Task material →
= = =
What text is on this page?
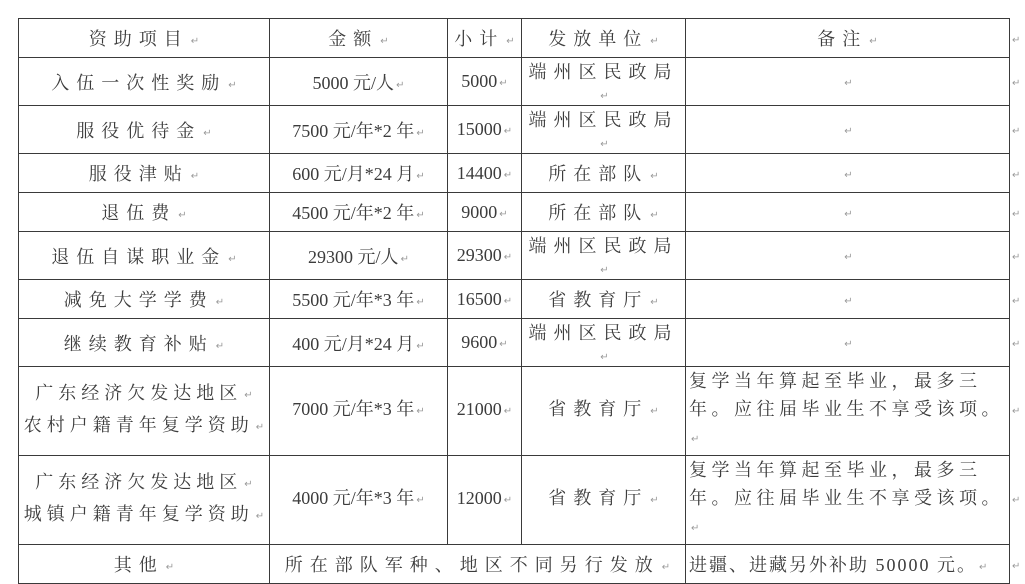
资助项目 ↵	金额 ↵	小计 ↵	发放单位 ↵	备注 ↵	↵
入伍一次性奖励 ↵	5000 元/人 ↵	5000 ↵	端州区民政局↵	↵	↵
服役优待金 ↵	7500 元/年*2 年 ↵	15000 ↵	端州区民政局↵	↵	↵
服役津贴 ↵	600 元/月*24 月 ↵	14400 ↵	所在部队 ↵	↵	↵
退伍费 ↵	4500 元/年*2 年 ↵	9000 ↵	所在部队 ↵	↵	↵
退伍自谋职业金 ↵	29300 元/人 ↵	29300 ↵	端州区民政局↵	↵	↵
减免大学学费 ↵	5500 元/年*3 年 ↵	16500 ↵	省教育厅 ↵	↵	↵
继续教育补贴 ↵	400 元/月*24 月 ↵	9600 ↵	端州区民政局↵	↵	↵
广东经济欠发达地区 ↵
农村户籍青年复学资助 ↵	7000 元/年*3 年 ↵	21000 ↵	省教育厅 ↵	复学当年算起至毕业，最多三
年。应往届毕业生不享受该项。↵	↵
广东经济欠发达地区 ↵
城镇户籍青年复学资助 ↵	4000 元/年*3 年 ↵	12000 ↵	省教育厅 ↵	复学当年算起至毕业，最多三
年。应往届毕业生不享受该项。↵	↵
其他 ↵	所在部队军种、地区不同另行发放 ↵			进疆、进藏另外补助 50000 元。 ↵	↵
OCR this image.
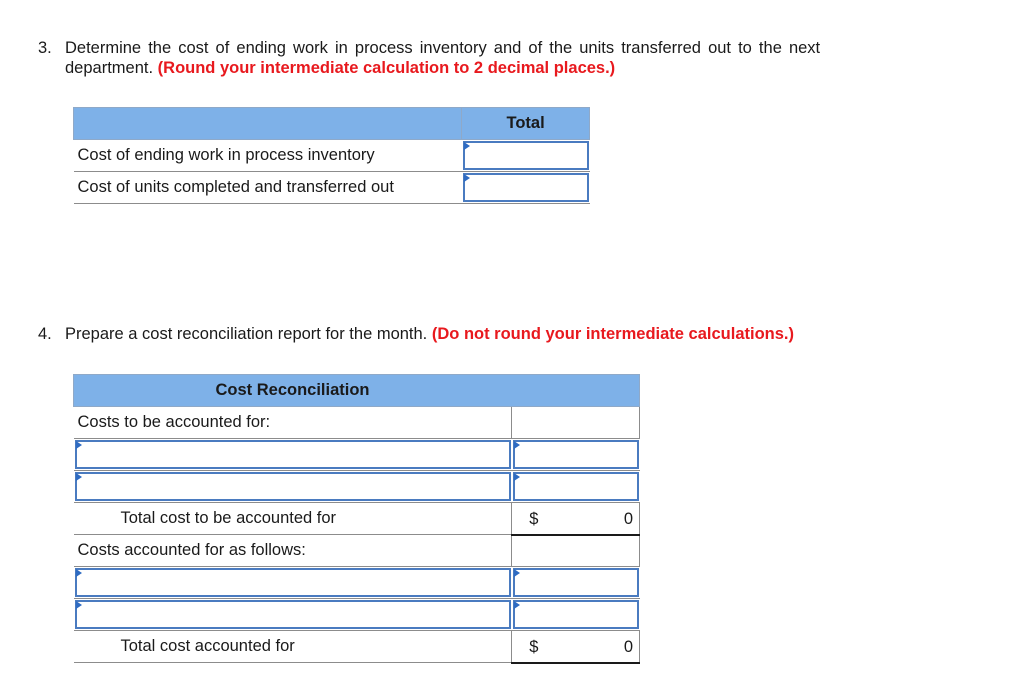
3. Determine the cost of ending work in process inventory and of the units transferred out to the next
department. (Round your intermediate calculation to 2 decimal places.)
	Total
Cost of ending work in process inventory	

Cost of units completed and transferred out	
4. Prepare a cost reconciliation report for the month. (Do not round your intermediate calculations.)
Cost Reconciliation	
Costs to be accounted for:	

Total cost to be accounted for	$ 0

Costs accounted for as follows:	

Total cost accounted for	$ 0
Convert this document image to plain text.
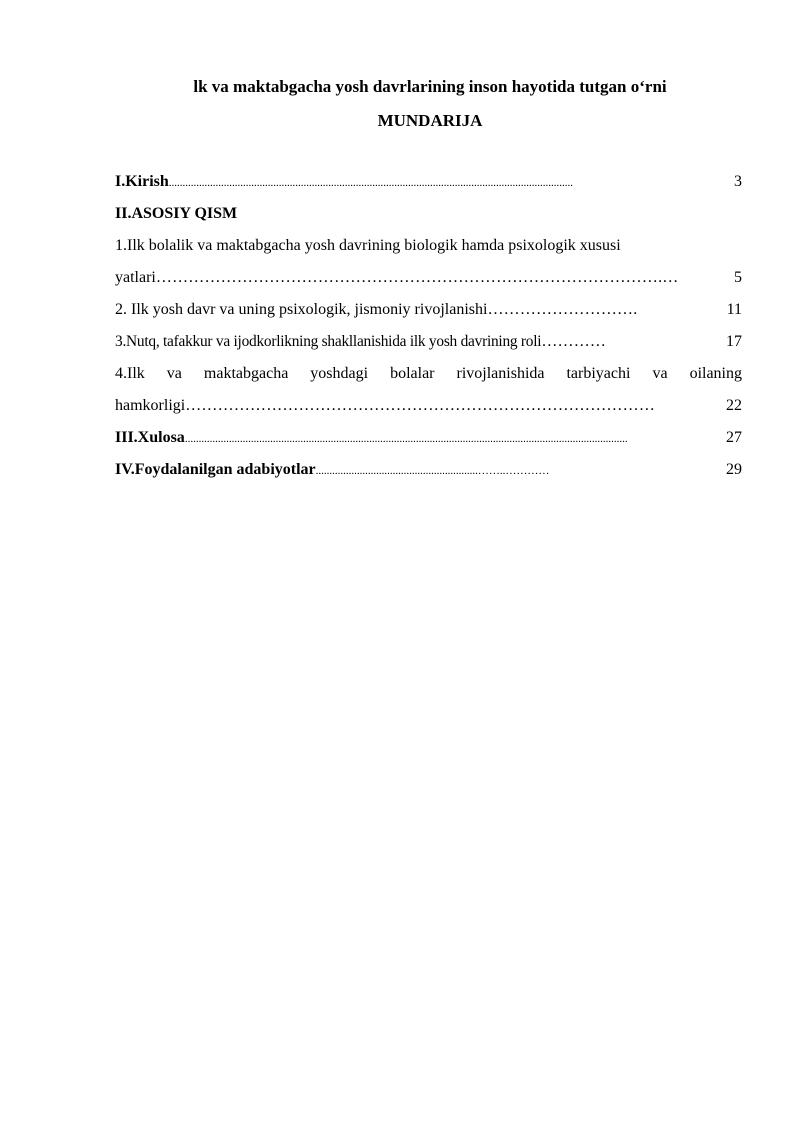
lk va maktabgacha yosh davrlarining inson hayotida tutgan o‘rni
MUNDARIJA
I.Kirish ...................................................................................................................................................	3
II.ASOSIY QISM
1.Ilk bolalik va maktabgacha yosh davrining biologik hamda psixologik xususi
yatlari ………………………………………………………………………………….…	5
2. Ilk yosh davr va uning psixologik, jismoniy rivojlanishi ……………………….	11
3.Nutq, tafakkur va ijodkorlikning shakllanishida ilk yosh davrining roli …………	17
4.Ilk va maktabgacha yoshdagi bolalar rivojlanishida tarbiyachi va oilaning
hamkorligi ……………………………………………………………………………	22
III.Xulosa .................................................................................................................................................................	27
IV.Foydalanilgan adabiyotlar ...........................................................……..…………	29
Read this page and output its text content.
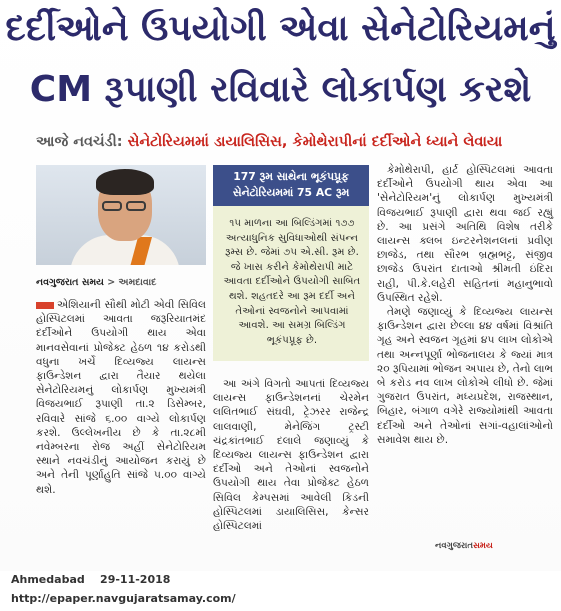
દર્દીઓને ઉપયોગી એવા સેનેટોરિયમનું
CM રૂપાણી રવિવારે લોકાર્પણ કરશે
આજે નવચંડી: સેનેટોરિયમમાં ડાયાલિસિસ, કેમોથેરાપીનાં દર્દીઓને ધ્યાને લેવાયા
નવગુજરાત સમય > અમદાવાદ

એશિયાની સૌથી મોટી એવી સિવિલ હોસ્પિટલમાં આવતા જરૂરિયાતમંદ દર્દીઓને ઉપયોગી થાય એવા માનવસેવાનાં પ્રોજેક્ટ હેઠળ ૧૪ કરોડથી વધુના ખર્ચે દિવ્યજ્ય લાયન્સ ફાઉન્ડેશન દ્વારા તૈયાર થયેલા સેનેટોરિયમનું લોકાર્પણ મુખ્યમંત્રી વિજયભાઈ રૂપાણી તા.૨ ડિસેમ્બર, રવિવારે સાંજે ૬.૦૦ વાગ્યે લોકાર્પણ કરશે. ઉલ્લેખનીય છે કે તા.૨૮મી નવેમ્બરના રોજ અહીં સેનેટોરિયમ સ્થાને નવચંડીનું આયોજન કરાયું છે અને તેની પૂર્ણાહુતિ સાંજે ૫.૦૦ વાગ્યે થશે.

177 રૂમ સાથેના ભૂકંપપ્રૂફ
સેનેટોરિયમમાં 75 AC રૂમ
૧૫ માળના આ બિલ્ડિંગમાં ૧૭૭ અત્યાધુનિક સુવિધાઓથી સંપન્ન રૂમ્સ છે. જેમાં ૭૫ એ.સી. રૂમ છે. જે ખાસ કરીને કેમોથેરાપી માટે આવતા દર્દીઓને ઉપયોગી સાબિત થશે. શહતદરે આ રૂમ દર્દી અને તેઓનાં સ્વજનોને આપવામાં આવશે. આ સમગ્ર બિલ્ડિંગ ભૂકંપપ્રૂફ છે.

આ અંગે વિગતો આપતાં દિવ્યજ્ય લાયન્સ ફાઉન્ડેશનનાં ચેરમેન લલિતભાઈ સંઘવી, ટ્રેઝરર રાજેન્દ્ર લાલવાણી, મેનેજિંગ ટ્રસ્ટી ચંદ્રકાંતભાઈ દલાલે જણાવ્યું કે દિવ્યજ્ય લાયન્સ ફાઉન્ડેશન દ્વારા દર્દીઓ અને તેઓનાં સ્વજનોને ઉપયોગી થાય તેવા પ્રોજેક્ટ હેઠળ સિવિલ કેમ્પસમાં આવેલી કિડની હોસ્પિટલમાં ડાયાલિસિસ, કેન્સર હોસ્પિટલમાં

કેમોથેરાપી, હાર્ટ હોસ્પિટલમાં આવતા દર્દીઓને ઉપયોગી થાય એવા આ 'સેનેટોરિયમ'નું લોકાર્પણ મુખ્યમંત્રી વિજયભાઈ રૂપાણી દ્વારા થવા જઈ રહ્યું છે. આ પ્રસંગે અતિથિ વિશેષ તરીકે લાયન્સ ક્લબ ઇન્ટરનેશનલનાં પ્રવીણ છાજેડ, તથા સૌરભ બ્રહ્મભટ્ટ, સંજીવ છાજેડ ઉપરાંત દાતાઓ શ્રીમતી ઇંદિરા રાહી, પી.કે.લહેરી સહિતનાં મહાનુભાવો ઉપસ્થિત રહેશે.

તેમણે જણાવ્યું કે દિવ્યજ્ય લાયન્સ ફાઉન્ડેશન દ્વારા છેલ્લા ૪૪ વર્ષમાં વિશ્રાંતિ ગૃહ અને સ્વજન ગૃહમાં ૪૫ લાખ લોકોએ તથા અન્નપૂર્ણા ભોજનાલય કે જ્યાં માત્ર ૨૦ રૂપિયામાં ભોજન અપાય છે, તેનો લાભ બે કરોડ નવ લાખ લોકોએ લીધો છે. જેમાં ગુજરાત ઉપરાંત, મધ્યપ્રદેશ, રાજસ્થાન, બિહાર, બંગાળ વગેરે રાજ્યોમાંથી આવતા દર્દીઓ અને તેઓનાં સગાં-વહાલાંઓનો સમાવેશ થાય છે.

નવગુજરાતસમય
Ahmedabad    29-11-2018
http://epaper.navgujaratsamay.com/
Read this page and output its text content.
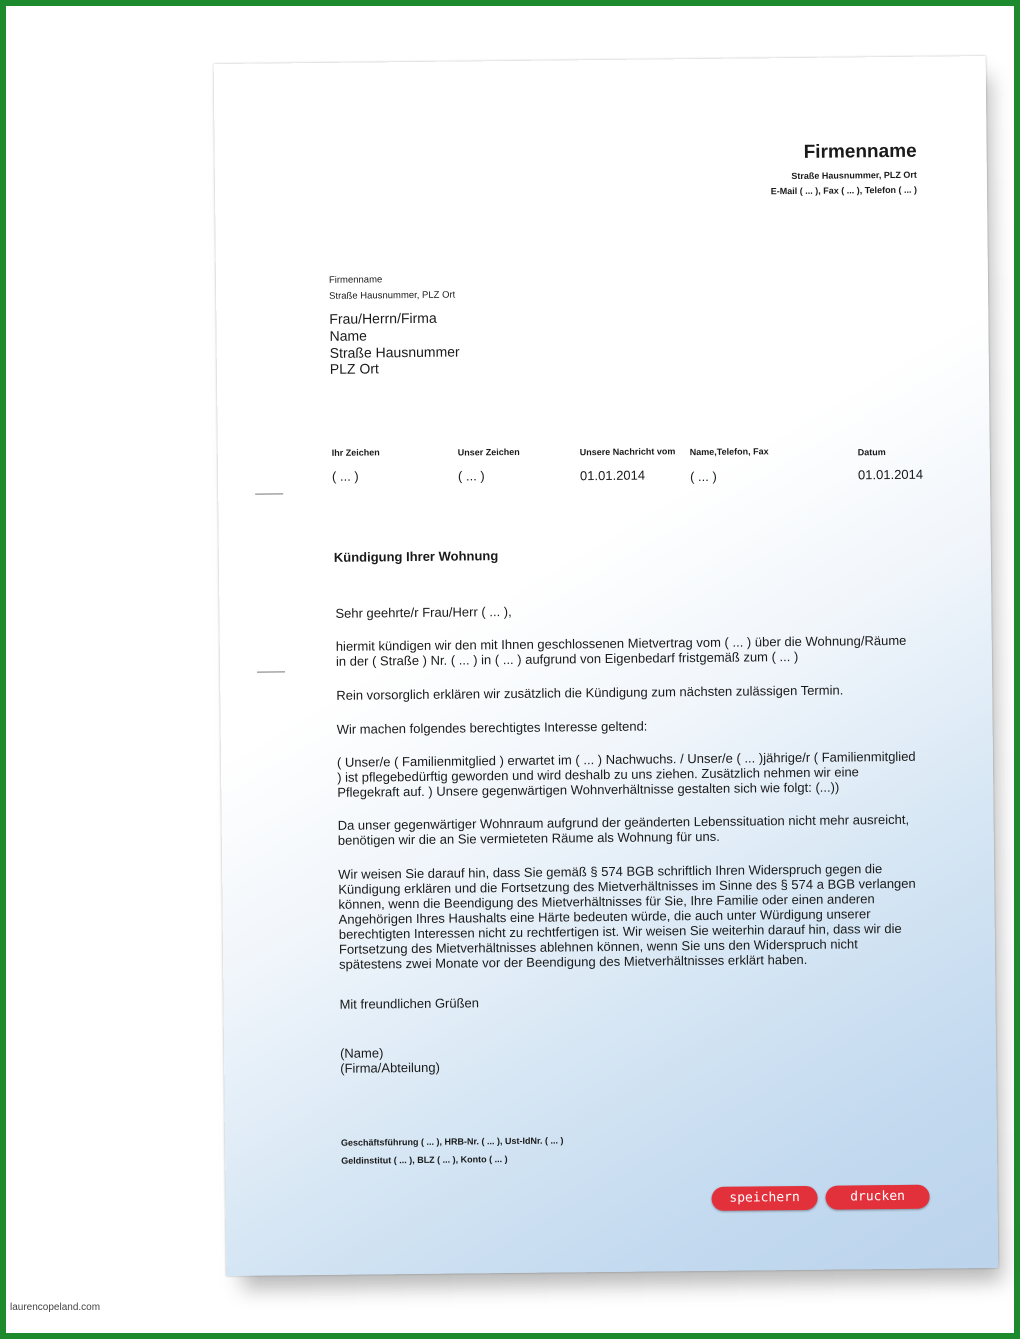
Firmenname
Straße Hausnummer, PLZ Ort
E-Mail ( ... ), Fax ( ... ), Telefon ( ... )
Firmenname
Straße Hausnummer, PLZ Ort
Frau/Herrn/Firma
Name
Straße Hausnummer
PLZ Ort
Ihr Zeichen
( ... )
Unser Zeichen
( ... )
Unsere Nachricht vom
01.01.2014
Name,Telefon, Fax
( ... )
Datum
01.01.2014
Kündigung Ihrer Wohnung
Sehr geehrte/r Frau/Herr ( ... ),
hiermit kündigen wir den mit Ihnen geschlossenen Mietvertrag vom ( ... ) über die Wohnung/Räume in der ( Straße ) Nr. ( ... ) in ( ... ) aufgrund von Eigenbedarf fristgemäß zum ( ... )
Rein vorsorglich erklären wir zusätzlich die Kündigung zum nächsten zulässigen Termin.
Wir machen folgendes berechtigtes Interesse geltend:
( Unser/e ( Familienmitglied ) erwartet im ( ... ) Nachwuchs. / Unser/e ( ... )jährige/r ( Familienmitglied ) ist pflegebedürftig geworden und wird deshalb zu uns ziehen. Zusätzlich nehmen wir eine Pflegekraft auf. ) Unsere gegenwärtigen Wohnverhältnisse gestalten sich wie folgt: (...))
Da unser gegenwärtiger Wohnraum aufgrund der geänderten Lebenssituation nicht mehr ausreicht, benötigen wir die an Sie vermieteten Räume als Wohnung für uns.
Wir weisen Sie darauf hin, dass Sie gemäß § 574 BGB schriftlich Ihren Widerspruch gegen die Kündigung erklären und die Fortsetzung des Mietverhältnisses im Sinne des § 574 a BGB verlangen können, wenn die Beendigung des Mietverhältnisses für Sie, Ihre Familie oder einen anderen Angehörigen Ihres Haushalts eine Härte bedeuten würde, die auch unter Würdigung unserer berechtigten Interessen nicht zu rechtfertigen ist. Wir weisen Sie weiterhin darauf hin, dass wir die Fortsetzung des Mietverhältnisses ablehnen können, wenn Sie uns den Widerspruch nicht spätestens zwei Monate vor der Beendigung des Mietverhältnisses erklärt haben.
Mit freundlichen Grüßen
(Name)
(Firma/Abteilung)
Geschäftsführung ( ... ), HRB-Nr. ( ... ), Ust-IdNr. ( ... )
Geldinstitut ( ... ), BLZ ( ... ), Konto ( ... )
speichern	drucken
laurencopeland.com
= = =
What is being asked →
Filter the entries above down to the lines containing the word "process".

The reply →
3. Determine the cost of ending work in process inventory and of the units transferred out to the next
Cost of ending work in process inventory	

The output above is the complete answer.